(Records that describe figures)
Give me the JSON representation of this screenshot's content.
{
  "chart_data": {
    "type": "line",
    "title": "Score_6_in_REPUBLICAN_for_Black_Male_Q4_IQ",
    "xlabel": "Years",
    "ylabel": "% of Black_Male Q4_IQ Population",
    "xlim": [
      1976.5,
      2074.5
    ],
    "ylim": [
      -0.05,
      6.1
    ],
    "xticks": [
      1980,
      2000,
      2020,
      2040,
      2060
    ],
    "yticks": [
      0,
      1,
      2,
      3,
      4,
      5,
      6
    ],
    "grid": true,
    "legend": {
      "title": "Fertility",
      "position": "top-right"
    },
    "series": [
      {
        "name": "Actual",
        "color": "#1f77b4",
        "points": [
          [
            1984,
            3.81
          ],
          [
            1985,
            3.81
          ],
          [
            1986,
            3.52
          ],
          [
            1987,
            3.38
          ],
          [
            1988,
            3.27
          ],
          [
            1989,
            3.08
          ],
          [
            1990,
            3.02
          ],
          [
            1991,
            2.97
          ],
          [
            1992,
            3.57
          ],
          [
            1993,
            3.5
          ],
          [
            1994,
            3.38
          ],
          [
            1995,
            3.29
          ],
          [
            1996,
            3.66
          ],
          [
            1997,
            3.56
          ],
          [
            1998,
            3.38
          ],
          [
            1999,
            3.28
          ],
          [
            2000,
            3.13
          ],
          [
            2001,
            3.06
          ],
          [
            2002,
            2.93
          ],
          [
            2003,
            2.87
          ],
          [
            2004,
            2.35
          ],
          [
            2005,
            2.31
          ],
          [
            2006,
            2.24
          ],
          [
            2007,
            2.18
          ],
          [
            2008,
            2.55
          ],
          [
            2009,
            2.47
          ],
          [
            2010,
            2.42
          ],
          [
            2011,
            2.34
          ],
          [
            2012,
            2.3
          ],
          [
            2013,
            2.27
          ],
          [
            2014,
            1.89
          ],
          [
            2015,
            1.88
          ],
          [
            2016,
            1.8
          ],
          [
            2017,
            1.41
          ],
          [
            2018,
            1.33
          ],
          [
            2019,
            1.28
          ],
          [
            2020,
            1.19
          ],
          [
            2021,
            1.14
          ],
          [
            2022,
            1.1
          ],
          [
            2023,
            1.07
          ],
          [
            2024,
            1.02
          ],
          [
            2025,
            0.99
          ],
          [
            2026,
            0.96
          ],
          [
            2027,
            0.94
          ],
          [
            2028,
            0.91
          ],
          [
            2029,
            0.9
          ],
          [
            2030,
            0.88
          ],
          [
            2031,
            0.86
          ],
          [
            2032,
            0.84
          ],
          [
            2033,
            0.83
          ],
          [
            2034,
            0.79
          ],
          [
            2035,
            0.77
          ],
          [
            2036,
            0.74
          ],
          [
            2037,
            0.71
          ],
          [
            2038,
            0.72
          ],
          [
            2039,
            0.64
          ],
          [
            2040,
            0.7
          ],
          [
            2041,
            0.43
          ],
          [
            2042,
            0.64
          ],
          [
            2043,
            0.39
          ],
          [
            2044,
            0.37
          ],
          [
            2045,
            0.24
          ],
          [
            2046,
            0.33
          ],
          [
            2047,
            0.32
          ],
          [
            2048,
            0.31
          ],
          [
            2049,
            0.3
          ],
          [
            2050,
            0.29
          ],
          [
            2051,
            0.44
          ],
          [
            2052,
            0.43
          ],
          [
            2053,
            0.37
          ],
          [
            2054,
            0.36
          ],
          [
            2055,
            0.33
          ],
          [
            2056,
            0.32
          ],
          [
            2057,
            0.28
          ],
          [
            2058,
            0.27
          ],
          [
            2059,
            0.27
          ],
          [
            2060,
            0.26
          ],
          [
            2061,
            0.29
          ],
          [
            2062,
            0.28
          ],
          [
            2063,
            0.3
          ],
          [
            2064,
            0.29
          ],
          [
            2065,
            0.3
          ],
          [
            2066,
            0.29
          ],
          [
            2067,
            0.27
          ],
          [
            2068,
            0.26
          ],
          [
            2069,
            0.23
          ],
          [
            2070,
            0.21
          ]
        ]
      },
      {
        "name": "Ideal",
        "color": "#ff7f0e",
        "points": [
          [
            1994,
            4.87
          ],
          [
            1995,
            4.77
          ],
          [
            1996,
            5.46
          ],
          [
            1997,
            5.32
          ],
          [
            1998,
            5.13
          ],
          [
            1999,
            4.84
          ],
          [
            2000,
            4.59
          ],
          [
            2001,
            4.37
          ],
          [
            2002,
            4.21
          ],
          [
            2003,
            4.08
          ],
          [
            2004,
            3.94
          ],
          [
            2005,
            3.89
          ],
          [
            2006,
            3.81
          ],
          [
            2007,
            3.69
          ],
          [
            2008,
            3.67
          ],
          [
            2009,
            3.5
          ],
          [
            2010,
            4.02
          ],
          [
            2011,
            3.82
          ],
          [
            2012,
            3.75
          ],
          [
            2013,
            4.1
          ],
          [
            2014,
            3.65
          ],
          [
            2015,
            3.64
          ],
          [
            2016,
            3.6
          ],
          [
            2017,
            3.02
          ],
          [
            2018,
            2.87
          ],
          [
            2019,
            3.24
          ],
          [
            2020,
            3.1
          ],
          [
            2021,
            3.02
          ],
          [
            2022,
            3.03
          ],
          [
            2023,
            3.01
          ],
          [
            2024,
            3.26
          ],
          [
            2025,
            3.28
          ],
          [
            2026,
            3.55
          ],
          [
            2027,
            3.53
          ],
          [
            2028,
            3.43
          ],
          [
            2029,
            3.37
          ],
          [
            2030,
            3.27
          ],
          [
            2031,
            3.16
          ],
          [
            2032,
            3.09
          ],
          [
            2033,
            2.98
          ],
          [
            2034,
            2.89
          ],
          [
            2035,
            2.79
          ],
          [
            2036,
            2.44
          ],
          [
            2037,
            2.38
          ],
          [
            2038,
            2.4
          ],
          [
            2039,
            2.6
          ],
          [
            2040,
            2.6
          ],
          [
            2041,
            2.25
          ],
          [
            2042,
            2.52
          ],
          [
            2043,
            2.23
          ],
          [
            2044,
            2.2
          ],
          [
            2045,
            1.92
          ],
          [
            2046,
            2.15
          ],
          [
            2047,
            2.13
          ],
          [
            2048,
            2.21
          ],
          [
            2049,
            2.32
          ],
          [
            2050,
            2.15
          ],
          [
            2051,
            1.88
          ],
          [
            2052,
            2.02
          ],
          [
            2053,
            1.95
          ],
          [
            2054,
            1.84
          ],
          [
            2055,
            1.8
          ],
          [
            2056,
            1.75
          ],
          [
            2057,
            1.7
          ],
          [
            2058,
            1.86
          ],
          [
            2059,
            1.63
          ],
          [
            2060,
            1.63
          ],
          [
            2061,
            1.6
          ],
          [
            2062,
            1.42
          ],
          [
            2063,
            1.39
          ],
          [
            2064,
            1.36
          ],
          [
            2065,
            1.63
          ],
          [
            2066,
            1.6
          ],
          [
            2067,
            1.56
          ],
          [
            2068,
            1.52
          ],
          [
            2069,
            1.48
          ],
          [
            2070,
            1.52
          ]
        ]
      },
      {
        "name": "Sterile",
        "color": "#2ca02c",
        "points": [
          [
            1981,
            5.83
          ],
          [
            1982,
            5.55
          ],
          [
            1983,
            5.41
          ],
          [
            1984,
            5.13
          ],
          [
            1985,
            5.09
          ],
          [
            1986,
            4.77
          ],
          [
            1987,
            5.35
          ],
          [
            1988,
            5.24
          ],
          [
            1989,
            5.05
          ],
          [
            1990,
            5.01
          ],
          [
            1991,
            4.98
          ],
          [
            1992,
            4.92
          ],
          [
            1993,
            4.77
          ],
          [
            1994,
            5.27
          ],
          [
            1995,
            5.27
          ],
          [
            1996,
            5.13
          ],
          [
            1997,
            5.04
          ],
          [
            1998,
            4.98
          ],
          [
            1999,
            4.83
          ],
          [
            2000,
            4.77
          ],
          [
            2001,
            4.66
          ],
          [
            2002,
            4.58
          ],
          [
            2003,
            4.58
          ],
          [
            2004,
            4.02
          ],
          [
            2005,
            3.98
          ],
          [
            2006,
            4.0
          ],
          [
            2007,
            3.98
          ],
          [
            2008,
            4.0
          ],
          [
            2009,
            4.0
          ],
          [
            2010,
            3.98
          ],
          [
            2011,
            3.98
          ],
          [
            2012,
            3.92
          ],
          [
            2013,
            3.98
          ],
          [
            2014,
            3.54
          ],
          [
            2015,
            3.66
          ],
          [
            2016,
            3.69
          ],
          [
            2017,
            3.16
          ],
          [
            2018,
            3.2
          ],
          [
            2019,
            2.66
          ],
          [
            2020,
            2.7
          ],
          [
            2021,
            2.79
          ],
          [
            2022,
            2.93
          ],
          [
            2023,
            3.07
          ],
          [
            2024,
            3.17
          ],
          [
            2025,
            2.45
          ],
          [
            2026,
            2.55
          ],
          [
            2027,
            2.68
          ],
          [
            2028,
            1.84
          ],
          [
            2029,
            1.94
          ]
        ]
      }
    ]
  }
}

■ TO DO ■
Collect each line of the entries that has the word "name", copying it in full.

■ OUTPUT FOR THIS TASK ■
        "name": "Actual",
        "name": "Ideal",
        "name": "Sterile",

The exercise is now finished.